• _DATASET RECORDS_:
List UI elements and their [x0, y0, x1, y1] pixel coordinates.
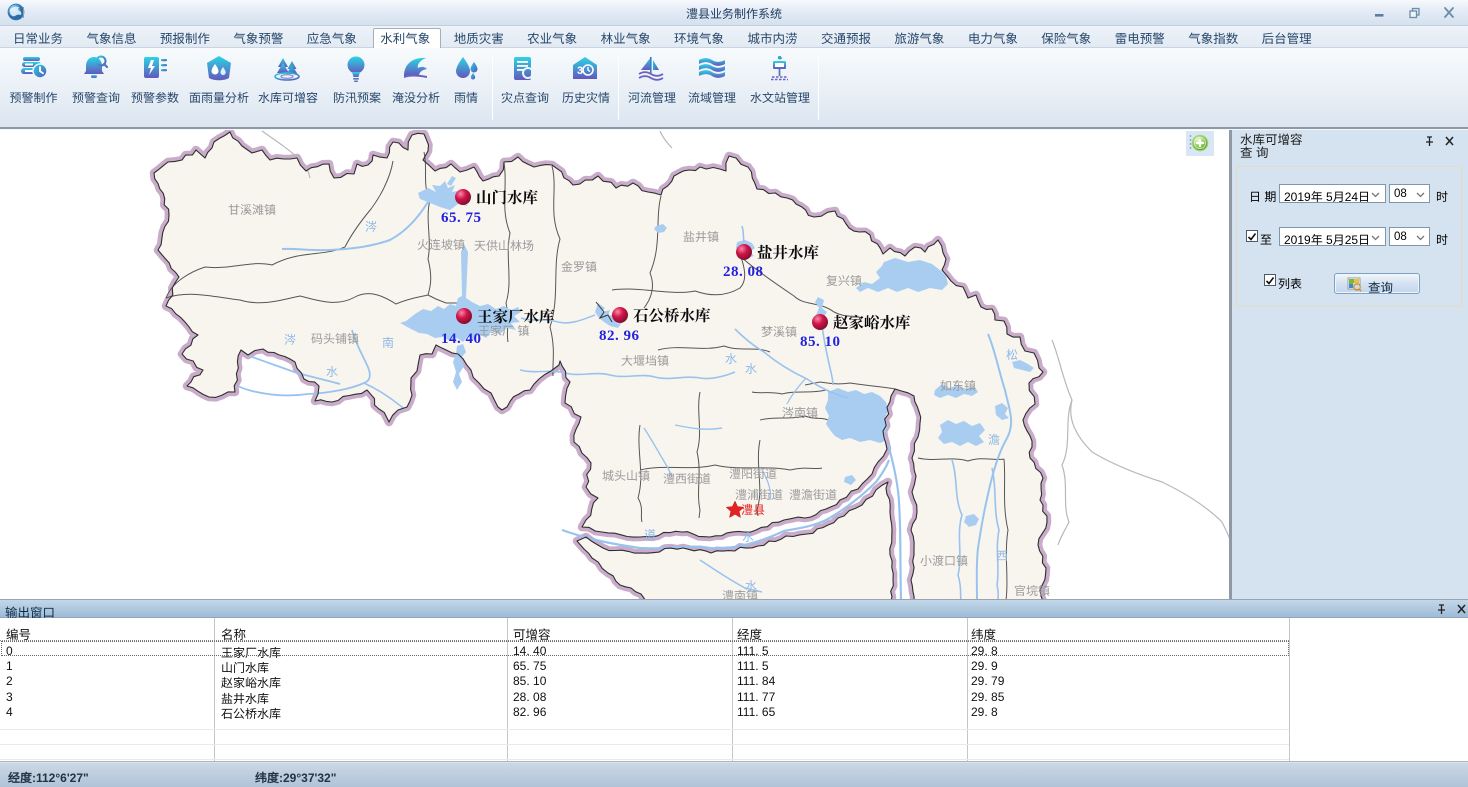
svg-text:石公桥水库: 石公桥水库	[633, 304, 711, 326]
svg-text:复兴镇: 复兴镇	[826, 274, 862, 288]
svg-text:道: 道	[644, 528, 656, 542]
svg-text:盐井镇: 盐井镇	[683, 230, 719, 244]
svg-text:码头铺镇: 码头铺镇	[311, 332, 359, 346]
svg-text:涔南镇: 涔南镇	[782, 406, 818, 420]
svg-text:甘溪滩镇: 甘溪滩镇	[228, 203, 276, 217]
svg-text:大堰垱镇: 大堰垱镇	[621, 354, 669, 368]
svg-text:官垸镇: 官垸镇	[1014, 584, 1050, 598]
svg-text:澧西街道: 澧西街道	[663, 472, 711, 486]
svg-text:澹: 澹	[988, 433, 1000, 447]
svg-text:14. 40: 14. 40	[441, 331, 482, 347]
svg-text:澧阳街道: 澧阳街道	[729, 467, 777, 481]
svg-text:涔: 涔	[284, 333, 296, 347]
svg-text:西: 西	[996, 549, 1008, 563]
svg-text:82. 96: 82. 96	[599, 328, 640, 344]
svg-text:涔: 涔	[365, 220, 377, 234]
svg-text:65. 75: 65. 75	[441, 210, 482, 226]
svg-text:山门水库: 山门水库	[476, 186, 539, 208]
svg-text:南: 南	[382, 336, 394, 350]
svg-text:澧浦街道: 澧浦街道	[735, 488, 783, 502]
svg-text:金罗镇: 金罗镇	[561, 260, 597, 274]
svg-text:梦溪镇: 梦溪镇	[761, 325, 797, 339]
svg-text:天供山林场: 天供山林场	[474, 239, 534, 253]
svg-text:小渡口镇: 小渡口镇	[920, 554, 968, 568]
svg-text:水: 水	[725, 352, 737, 366]
svg-text:城头山镇: 城头山镇	[602, 469, 650, 483]
svg-text:澧澹街道: 澧澹街道	[789, 488, 837, 502]
svg-text:水: 水	[745, 579, 757, 593]
svg-text:盐井水库: 盐井水库	[757, 241, 820, 263]
svg-text:水: 水	[326, 365, 338, 379]
svg-text:如东镇: 如东镇	[940, 379, 976, 393]
svg-text:王家厂水库: 王家厂水库	[477, 305, 555, 327]
svg-text:水: 水	[742, 530, 754, 544]
svg-text:水: 水	[745, 362, 757, 376]
svg-text:28. 08: 28. 08	[723, 264, 764, 280]
svg-text:松: 松	[1006, 348, 1018, 362]
svg-text:3: 3	[577, 65, 583, 77]
svg-text:赵家峪水库: 赵家峪水库	[833, 311, 911, 333]
svg-text:85. 10: 85. 10	[800, 334, 841, 350]
svg-text:火连坡镇: 火连坡镇	[417, 238, 465, 252]
svg-text:澧县: 澧县	[741, 503, 765, 517]
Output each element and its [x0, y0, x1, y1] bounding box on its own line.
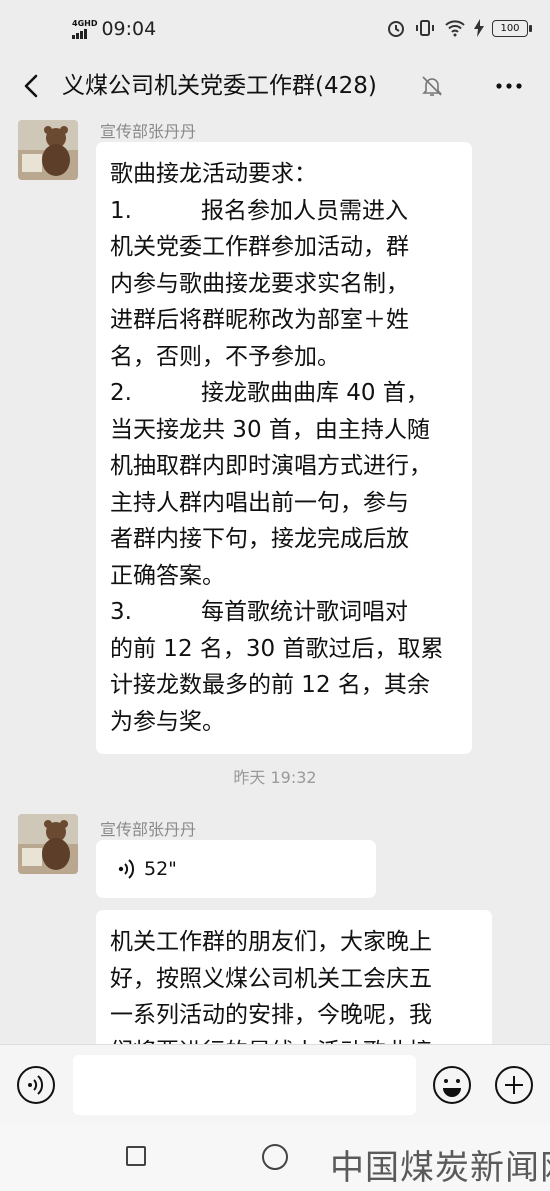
vibrate-icon — [416, 20, 434, 36]
message-input[interactable] — [73, 1055, 416, 1115]
battery-icon: 100 — [492, 19, 532, 37]
message-line: 的前 12 名，30 首歌过后，取累 — [110, 635, 444, 662]
mute-bell-icon — [422, 76, 442, 96]
plus-icon[interactable] — [494, 1065, 534, 1105]
message-line: 为参与奖。 — [110, 708, 225, 735]
timestamp: 昨天 19:32 — [233, 768, 317, 787]
chat-title: 义煤公司机关党委工作群(428) — [62, 73, 377, 99]
recents-icon[interactable] — [126, 1146, 146, 1166]
message-bubble[interactable]: 机关工作群的朋友们，大家晚上 好，按照义煤公司机关工会庆五 一系列活动的安排，今… — [96, 910, 492, 1044]
message-line: 内参与歌曲接龙要求实名制， — [110, 270, 409, 297]
alarm-icon — [388, 21, 404, 37]
message-bubble[interactable]: 歌曲接龙活动要求： 1. 报名参加人员需进入 机关党委工作群参加活动，群 内参与… — [96, 142, 472, 754]
message-line: 主持人群内唱出前一句，参与 — [110, 489, 409, 516]
sender-name: 宣传部张丹丹 — [100, 122, 197, 141]
home-icon[interactable] — [262, 1144, 288, 1170]
message-line: 歌曲接龙活动要求： — [110, 161, 317, 187]
message-line: 3. 每首歌统计歌词唱对 — [110, 599, 408, 625]
signal-icon: 4GHD — [72, 19, 97, 39]
message-line: 计接龙数最多的前 12 名，其余 — [110, 672, 430, 698]
message-line: 们将要进行的是线上活动歌曲接 — [110, 1034, 478, 1045]
message-line: 机关工作群的朋友们，大家晚上 — [110, 929, 432, 955]
message-line: 1. 报名参加人员需进入 — [110, 197, 408, 224]
avatar[interactable] — [18, 120, 78, 180]
message-line: 进群后将群昵称改为部室＋姓 — [110, 307, 409, 333]
voice-input-icon[interactable] — [16, 1065, 56, 1105]
message-line: 机关党委工作群参加活动，群 — [110, 234, 409, 260]
message-line: 一系列活动的安排，今晚呢，我 — [110, 1002, 432, 1028]
watermark: 中国煤炭新闻网 — [330, 1148, 550, 1188]
chat-header: 义煤公司机关党委工作群(428) — [0, 58, 550, 114]
message-line: 机抽取群内即时演唱方式进行， — [110, 453, 432, 479]
battery-level: 100 — [500, 22, 520, 34]
voice-duration: 52" — [144, 858, 177, 880]
voice-message-bubble[interactable]: 52" — [96, 840, 376, 898]
status-bar: 4GHD 09:04 100 — [0, 0, 550, 58]
chat-area[interactable]: 宣传部张丹丹 歌曲接龙活动要求： 1. 报名参加人员需进入 机关党委工作群参加活… — [0, 114, 550, 1044]
message-line: 正确答案。 — [110, 562, 225, 589]
message-line: 者群内接下句，接龙完成后放 — [110, 526, 409, 552]
message-line: 名，否则，不予参加。 — [110, 343, 340, 370]
more-icon[interactable] — [494, 74, 524, 98]
wifi-icon — [445, 20, 465, 37]
system-nav-bar: 中国煤炭新闻网 — [0, 1124, 550, 1191]
emoji-icon[interactable] — [432, 1065, 472, 1105]
voice-wave-icon — [118, 859, 135, 879]
input-bar — [0, 1044, 550, 1125]
back-icon[interactable] — [18, 70, 46, 102]
message-line: 当天接龙共 30 首，由主持人随 — [110, 416, 430, 443]
message-text: 歌曲接龙活动要求： 1. 报名参加人员需进入 机关党委工作群参加活动，群 内参与… — [96, 142, 472, 754]
message-line: 2. 接龙歌曲曲库 40 首， — [110, 380, 429, 406]
charging-icon — [474, 19, 484, 37]
message-text: 机关工作群的朋友们，大家晚上 好，按照义煤公司机关工会庆五 一系列活动的安排，今… — [96, 910, 492, 1044]
status-time: 09:04 — [101, 18, 157, 40]
avatar[interactable] — [18, 814, 78, 874]
sender-name: 宣传部张丹丹 — [100, 820, 197, 839]
message-line: 好，按照义煤公司机关工会庆五 — [110, 965, 432, 992]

• _REQUIREMENT_:
Copy all the records above word for word, leaving the pictures out of your answer.

• _WRITTEN ANSWER_:
List UI elements and their [x0, y0, x1, y1] pixel coordinates.
svg-text:石公桥水库: 石公桥水库	[633, 304, 711, 326]
svg-text:复兴镇: 复兴镇	[826, 274, 862, 288]
svg-text:道: 道	[644, 528, 656, 542]
svg-text:盐井镇: 盐井镇	[683, 230, 719, 244]
svg-text:码头铺镇: 码头铺镇	[311, 332, 359, 346]
svg-text:涔南镇: 涔南镇	[782, 406, 818, 420]
svg-text:甘溪滩镇: 甘溪滩镇	[228, 203, 276, 217]
svg-text:大堰垱镇: 大堰垱镇	[621, 354, 669, 368]
svg-text:官垸镇: 官垸镇	[1014, 584, 1050, 598]
svg-text:澧西街道: 澧西街道	[663, 472, 711, 486]
svg-text:澹: 澹	[988, 433, 1000, 447]
svg-text:14. 40: 14. 40	[441, 331, 482, 347]
svg-text:澧阳街道: 澧阳街道	[729, 467, 777, 481]
svg-text:涔: 涔	[284, 333, 296, 347]
svg-text:西: 西	[996, 549, 1008, 563]
svg-text:82. 96: 82. 96	[599, 328, 640, 344]
svg-text:涔: 涔	[365, 220, 377, 234]
svg-text:65. 75: 65. 75	[441, 210, 482, 226]
svg-text:山门水库: 山门水库	[476, 186, 539, 208]
svg-text:南: 南	[382, 336, 394, 350]
svg-text:澧浦街道: 澧浦街道	[735, 488, 783, 502]
svg-text:金罗镇: 金罗镇	[561, 260, 597, 274]
svg-text:梦溪镇: 梦溪镇	[761, 325, 797, 339]
svg-text:天供山林场: 天供山林场	[474, 239, 534, 253]
svg-text:小渡口镇: 小渡口镇	[920, 554, 968, 568]
svg-text:水: 水	[725, 352, 737, 366]
svg-text:城头山镇: 城头山镇	[602, 469, 650, 483]
svg-text:澧澹街道: 澧澹街道	[789, 488, 837, 502]
svg-text:水: 水	[745, 579, 757, 593]
svg-text:盐井水库: 盐井水库	[757, 241, 820, 263]
svg-text:水: 水	[326, 365, 338, 379]
svg-text:如东镇: 如东镇	[940, 379, 976, 393]
svg-text:王家厂水库: 王家厂水库	[477, 305, 555, 327]
svg-text:水: 水	[742, 530, 754, 544]
svg-text:水: 水	[745, 362, 757, 376]
svg-text:28. 08: 28. 08	[723, 264, 764, 280]
svg-text:松: 松	[1006, 348, 1018, 362]
svg-text:3: 3	[577, 65, 583, 77]
svg-text:赵家峪水库: 赵家峪水库	[833, 311, 911, 333]
svg-text:85. 10: 85. 10	[800, 334, 841, 350]
svg-text:火连坡镇: 火连坡镇	[417, 238, 465, 252]
svg-text:澧县: 澧县	[741, 503, 765, 517]
Output each element and its [x0, y0, x1, y1] bounding box on its own line.
vibrate-icon — [416, 20, 434, 36]
message-input[interactable] — [73, 1055, 416, 1115]
battery-icon: 100 — [492, 19, 532, 37]
message-line: 的前 12 名，30 首歌过后，取累 — [110, 635, 444, 662]
mute-bell-icon — [422, 76, 442, 96]
plus-icon[interactable] — [494, 1065, 534, 1105]
message-line: 为参与奖。 — [110, 708, 225, 735]
timestamp: 昨天 19:32 — [233, 768, 317, 787]
chat-title: 义煤公司机关党委工作群(428) — [62, 73, 377, 99]
recents-icon[interactable] — [126, 1146, 146, 1166]
message-bubble[interactable]: 机关工作群的朋友们，大家晚上 好，按照义煤公司机关工会庆五 一系列活动的安排，今… — [96, 910, 492, 1044]
message-line: 内参与歌曲接龙要求实名制， — [110, 270, 409, 297]
alarm-icon — [388, 21, 404, 37]
message-bubble[interactable]: 歌曲接龙活动要求： 1. 报名参加人员需进入 机关党委工作群参加活动，群 内参与… — [96, 142, 472, 754]
message-line: 主持人群内唱出前一句，参与 — [110, 489, 409, 516]
sender-name: 宣传部张丹丹 — [100, 122, 197, 141]
home-icon[interactable] — [262, 1144, 288, 1170]
message-line: 歌曲接龙活动要求： — [110, 161, 317, 187]
message-line: 3. 每首歌统计歌词唱对 — [110, 599, 408, 625]
signal-icon: 4GHD — [72, 19, 97, 39]
message-line: 计接龙数最多的前 12 名，其余 — [110, 672, 430, 698]
message-line: 们将要进行的是线上活动歌曲接 — [110, 1034, 478, 1045]
message-line: 机关工作群的朋友们，大家晚上 — [110, 929, 432, 955]
message-line: 1. 报名参加人员需进入 — [110, 197, 408, 224]
avatar[interactable] — [18, 120, 78, 180]
message-line: 进群后将群昵称改为部室＋姓 — [110, 307, 409, 333]
voice-input-icon[interactable] — [16, 1065, 56, 1105]
message-line: 机关党委工作群参加活动，群 — [110, 234, 409, 260]
message-line: 一系列活动的安排，今晚呢，我 — [110, 1002, 432, 1028]
watermark: 中国煤炭新闻网 — [330, 1148, 550, 1188]
chat-header: 义煤公司机关党委工作群(428) — [0, 58, 550, 114]
message-line: 机抽取群内即时演唱方式进行， — [110, 453, 432, 479]
battery-level: 100 — [500, 22, 520, 34]
voice-duration: 52" — [144, 858, 177, 880]
voice-message-bubble[interactable]: 52" — [96, 840, 376, 898]
status-bar: 4GHD 09:04 100 — [0, 0, 550, 58]
chat-area[interactable]: 宣传部张丹丹 歌曲接龙活动要求： 1. 报名参加人员需进入 机关党委工作群参加活… — [0, 114, 550, 1044]
message-line: 正确答案。 — [110, 562, 225, 589]
message-line: 者群内接下句，接龙完成后放 — [110, 526, 409, 552]
message-line: 名，否则，不予参加。 — [110, 343, 340, 370]
more-icon[interactable] — [494, 74, 524, 98]
wifi-icon — [445, 20, 465, 37]
system-nav-bar: 中国煤炭新闻网 — [0, 1124, 550, 1191]
emoji-icon[interactable] — [432, 1065, 472, 1105]
voice-wave-icon — [118, 859, 135, 879]
input-bar — [0, 1044, 550, 1125]
back-icon[interactable] — [18, 70, 46, 102]
message-line: 当天接龙共 30 首，由主持人随 — [110, 416, 430, 443]
message-text: 歌曲接龙活动要求： 1. 报名参加人员需进入 机关党委工作群参加活动，群 内参与… — [96, 142, 472, 754]
message-line: 2. 接龙歌曲曲库 40 首， — [110, 380, 429, 406]
charging-icon — [474, 19, 484, 37]
message-text: 机关工作群的朋友们，大家晚上 好，按照义煤公司机关工会庆五 一系列活动的安排，今… — [96, 910, 492, 1044]
status-time: 09:04 — [101, 18, 157, 40]
avatar[interactable] — [18, 814, 78, 874]
sender-name: 宣传部张丹丹 — [100, 820, 197, 839]
message-line: 好，按照义煤公司机关工会庆五 — [110, 965, 432, 992]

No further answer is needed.